** Begin EXERCISE MATERIALS **

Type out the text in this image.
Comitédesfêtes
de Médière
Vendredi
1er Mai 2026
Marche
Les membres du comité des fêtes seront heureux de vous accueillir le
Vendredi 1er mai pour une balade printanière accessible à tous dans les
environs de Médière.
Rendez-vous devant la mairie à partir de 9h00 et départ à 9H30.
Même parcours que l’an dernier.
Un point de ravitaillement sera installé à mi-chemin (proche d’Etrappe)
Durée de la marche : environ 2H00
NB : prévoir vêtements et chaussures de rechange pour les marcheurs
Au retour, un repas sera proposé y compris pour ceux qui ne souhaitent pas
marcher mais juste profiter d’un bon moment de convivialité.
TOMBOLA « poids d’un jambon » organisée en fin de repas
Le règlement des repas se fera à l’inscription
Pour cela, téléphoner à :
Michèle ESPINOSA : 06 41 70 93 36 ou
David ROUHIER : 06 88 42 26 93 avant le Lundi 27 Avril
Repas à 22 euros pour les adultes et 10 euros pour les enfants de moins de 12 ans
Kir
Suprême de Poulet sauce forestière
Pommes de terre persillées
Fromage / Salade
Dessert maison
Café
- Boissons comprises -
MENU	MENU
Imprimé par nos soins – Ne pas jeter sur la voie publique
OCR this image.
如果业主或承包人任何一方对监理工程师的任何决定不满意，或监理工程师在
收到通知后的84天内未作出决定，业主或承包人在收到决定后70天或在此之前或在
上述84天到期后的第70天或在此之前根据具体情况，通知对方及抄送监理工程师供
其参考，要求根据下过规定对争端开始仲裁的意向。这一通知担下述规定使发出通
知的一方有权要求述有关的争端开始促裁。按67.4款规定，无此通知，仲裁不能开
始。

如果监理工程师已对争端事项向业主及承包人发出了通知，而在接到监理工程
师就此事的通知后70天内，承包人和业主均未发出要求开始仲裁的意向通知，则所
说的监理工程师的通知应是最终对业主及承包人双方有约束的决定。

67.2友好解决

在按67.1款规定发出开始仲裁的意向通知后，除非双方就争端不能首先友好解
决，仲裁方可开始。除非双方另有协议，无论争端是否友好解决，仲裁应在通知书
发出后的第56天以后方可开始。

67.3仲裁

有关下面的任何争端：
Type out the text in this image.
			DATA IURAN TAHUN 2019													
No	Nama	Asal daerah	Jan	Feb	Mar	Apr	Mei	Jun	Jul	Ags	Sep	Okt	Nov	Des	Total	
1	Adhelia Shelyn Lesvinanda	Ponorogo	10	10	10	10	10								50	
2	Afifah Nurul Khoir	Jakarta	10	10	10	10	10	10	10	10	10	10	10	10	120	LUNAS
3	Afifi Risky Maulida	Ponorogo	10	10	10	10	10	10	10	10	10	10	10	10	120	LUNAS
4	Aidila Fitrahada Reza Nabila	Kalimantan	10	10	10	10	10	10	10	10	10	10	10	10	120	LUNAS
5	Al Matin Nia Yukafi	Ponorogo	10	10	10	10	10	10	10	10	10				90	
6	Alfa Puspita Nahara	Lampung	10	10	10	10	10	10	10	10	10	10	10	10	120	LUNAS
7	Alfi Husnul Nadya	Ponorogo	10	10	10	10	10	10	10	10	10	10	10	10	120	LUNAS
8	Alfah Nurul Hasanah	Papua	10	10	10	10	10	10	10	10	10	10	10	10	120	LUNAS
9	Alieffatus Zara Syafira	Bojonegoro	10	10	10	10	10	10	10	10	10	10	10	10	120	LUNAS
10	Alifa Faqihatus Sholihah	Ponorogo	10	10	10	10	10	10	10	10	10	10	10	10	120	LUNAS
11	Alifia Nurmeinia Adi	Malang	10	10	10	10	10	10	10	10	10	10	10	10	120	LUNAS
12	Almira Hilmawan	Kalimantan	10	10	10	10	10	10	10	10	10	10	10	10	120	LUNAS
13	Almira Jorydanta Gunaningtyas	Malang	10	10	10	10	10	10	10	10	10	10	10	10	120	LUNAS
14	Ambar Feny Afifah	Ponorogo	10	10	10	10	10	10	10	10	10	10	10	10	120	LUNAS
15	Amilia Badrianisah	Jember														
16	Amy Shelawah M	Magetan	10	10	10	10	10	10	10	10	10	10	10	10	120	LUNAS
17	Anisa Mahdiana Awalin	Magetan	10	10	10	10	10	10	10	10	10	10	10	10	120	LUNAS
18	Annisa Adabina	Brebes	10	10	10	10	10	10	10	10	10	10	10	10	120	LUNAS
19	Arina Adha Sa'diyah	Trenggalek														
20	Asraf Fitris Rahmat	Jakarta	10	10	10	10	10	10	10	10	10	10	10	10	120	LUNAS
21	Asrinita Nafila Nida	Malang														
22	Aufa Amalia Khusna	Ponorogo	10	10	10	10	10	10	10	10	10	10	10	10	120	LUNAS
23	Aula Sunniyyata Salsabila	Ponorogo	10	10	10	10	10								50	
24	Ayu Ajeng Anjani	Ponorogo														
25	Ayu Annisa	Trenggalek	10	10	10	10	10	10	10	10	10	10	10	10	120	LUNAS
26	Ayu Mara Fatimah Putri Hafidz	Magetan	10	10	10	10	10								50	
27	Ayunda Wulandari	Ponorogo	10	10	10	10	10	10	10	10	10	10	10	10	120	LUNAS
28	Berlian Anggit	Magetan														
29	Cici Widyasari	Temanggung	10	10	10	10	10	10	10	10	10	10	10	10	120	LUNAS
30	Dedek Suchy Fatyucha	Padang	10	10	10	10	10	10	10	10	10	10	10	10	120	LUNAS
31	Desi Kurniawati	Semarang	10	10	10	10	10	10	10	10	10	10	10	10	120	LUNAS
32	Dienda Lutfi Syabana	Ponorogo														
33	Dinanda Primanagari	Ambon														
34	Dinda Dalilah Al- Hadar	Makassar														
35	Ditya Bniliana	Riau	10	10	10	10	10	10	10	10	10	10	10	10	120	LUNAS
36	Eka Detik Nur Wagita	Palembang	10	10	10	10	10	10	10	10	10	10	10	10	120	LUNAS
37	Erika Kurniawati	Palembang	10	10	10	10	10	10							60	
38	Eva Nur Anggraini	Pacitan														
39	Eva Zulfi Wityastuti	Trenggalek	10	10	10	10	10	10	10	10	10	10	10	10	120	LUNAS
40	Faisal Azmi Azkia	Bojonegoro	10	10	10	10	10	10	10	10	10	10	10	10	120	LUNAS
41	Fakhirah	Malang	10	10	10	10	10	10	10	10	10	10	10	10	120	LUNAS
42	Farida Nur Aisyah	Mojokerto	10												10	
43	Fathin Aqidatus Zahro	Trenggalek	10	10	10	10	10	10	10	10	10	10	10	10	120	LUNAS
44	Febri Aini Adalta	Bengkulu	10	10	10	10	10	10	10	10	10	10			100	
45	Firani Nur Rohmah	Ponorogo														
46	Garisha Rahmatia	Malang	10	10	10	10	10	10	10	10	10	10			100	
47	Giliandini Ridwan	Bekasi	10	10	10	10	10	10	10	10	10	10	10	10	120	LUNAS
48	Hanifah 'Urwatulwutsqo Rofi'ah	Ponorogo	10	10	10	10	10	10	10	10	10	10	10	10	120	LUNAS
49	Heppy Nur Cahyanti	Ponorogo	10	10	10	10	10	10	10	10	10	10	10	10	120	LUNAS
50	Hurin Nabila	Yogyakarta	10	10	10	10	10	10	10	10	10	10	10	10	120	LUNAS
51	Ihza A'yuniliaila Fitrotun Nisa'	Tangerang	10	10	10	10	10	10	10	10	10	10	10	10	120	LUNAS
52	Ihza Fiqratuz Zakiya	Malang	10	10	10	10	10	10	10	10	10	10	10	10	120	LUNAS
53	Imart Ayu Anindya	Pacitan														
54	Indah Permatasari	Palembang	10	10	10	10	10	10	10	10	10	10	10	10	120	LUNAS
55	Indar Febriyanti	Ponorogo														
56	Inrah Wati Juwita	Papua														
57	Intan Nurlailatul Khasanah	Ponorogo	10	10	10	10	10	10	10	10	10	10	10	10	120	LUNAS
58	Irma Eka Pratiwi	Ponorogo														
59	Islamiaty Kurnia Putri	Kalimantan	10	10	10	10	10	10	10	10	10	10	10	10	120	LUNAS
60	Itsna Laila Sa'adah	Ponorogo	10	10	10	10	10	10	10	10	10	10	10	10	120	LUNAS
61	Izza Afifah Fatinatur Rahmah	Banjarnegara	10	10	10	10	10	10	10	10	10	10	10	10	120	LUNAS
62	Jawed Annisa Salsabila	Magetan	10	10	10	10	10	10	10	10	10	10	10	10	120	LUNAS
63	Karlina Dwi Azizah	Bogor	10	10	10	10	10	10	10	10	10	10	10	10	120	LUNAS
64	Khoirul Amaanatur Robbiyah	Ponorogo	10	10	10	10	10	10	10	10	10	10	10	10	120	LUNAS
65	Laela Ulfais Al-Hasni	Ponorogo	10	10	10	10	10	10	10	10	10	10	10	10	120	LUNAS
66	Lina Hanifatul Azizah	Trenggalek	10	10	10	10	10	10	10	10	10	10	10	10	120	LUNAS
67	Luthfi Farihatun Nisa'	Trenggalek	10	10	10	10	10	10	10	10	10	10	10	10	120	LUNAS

** End EXERCISE MATERIALS **

▶ [CHALLENGE]:
Using the material above, gather every line that includes "Malang".

▶ [WRITTEN SOLUTION]:
11	Alifia Nurmeinia Adi	Malang	10	10	10	10	10	10	10	10	10	10	10	10	120	LUNAS
13	Almira Jorydanta Gunaningtyas	Malang	10	10	10	10	10	10	10	10	10	10	10	10	120	LUNAS
21	Asrinita Nafila Nida	Malang														
41	Fakhirah	Malang	10	10	10	10	10	10	10	10	10	10	10	10	120	LUNAS
46	Garisha Rahmatia	Malang	10	10	10	10	10	10	10	10	10	10			100	
52	Ihza Fiqratuz Zakiya	Malang	10	10	10	10	10	10	10	10	10	10	10	10	120	LUNAS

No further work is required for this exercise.